• [SET PROBLEM] Write out the material exactly, leaving every picture behind.
* BEGIN THE INPUT *
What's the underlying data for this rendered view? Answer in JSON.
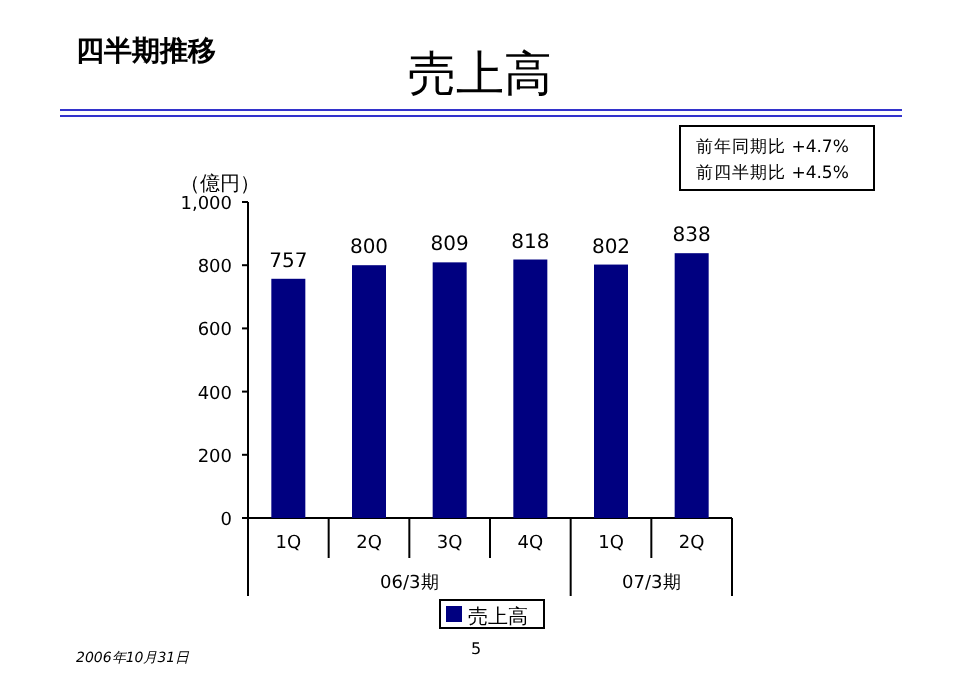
{
  "chart_data": {
    "type": "bar",
    "title": "売上高",
    "subtitle": "四半期推移",
    "ylabel": "（億円）",
    "categories": [
      "1Q",
      "2Q",
      "3Q",
      "4Q",
      "1Q",
      "2Q"
    ],
    "series": [
      {
        "name": "売上高",
        "color": "#000080",
        "values": [
          757,
          800,
          809,
          818,
          802,
          838
        ]
      }
    ],
    "ylim": [
      0,
      1000
    ],
    "yticks": [
      0,
      200,
      400,
      600,
      800,
      {
        "value": 1000,
        "label": "1,000"
      }
    ],
    "data_labels": true,
    "grid": false,
    "legend": "bottom",
    "annotations": [
      "06/3期",
      "07/3期",
      "前年同期比  +4.7%",
      "前四半期比  +4.5%",
      "2006年10月31日",
      "5"
    ]
  }
}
* END THE INPUT *
• [TASK RESPONSE]
What's the underlying data for this rendered view? Answer in JSON.
{
  "chart_data": {
    "type": "bar",
    "title": "売上高",
    "subtitle": "四半期推移",
    "ylabel": "（億円）",
    "categories": [
      "1Q",
      "2Q",
      "3Q",
      "4Q",
      "1Q",
      "2Q"
    ],
    "series": [
      {
        "name": "売上高",
        "color": "#000080",
        "values": [
          757,
          800,
          809,
          818,
          802,
          838
        ]
      }
    ],
    "ylim": [
      0,
      1000
    ],
    "yticks": [
      0,
      200,
      400,
      600,
      800,
      {
        "value": 1000,
        "label": "1,000"
      }
    ],
    "data_labels": true,
    "grid": false,
    "legend": "bottom",
    "annotations": [
      "06/3期",
      "07/3期",
      "前年同期比  +4.7%",
      "前四半期比  +4.5%",
      "2006年10月31日",
      "5"
    ]
  }
}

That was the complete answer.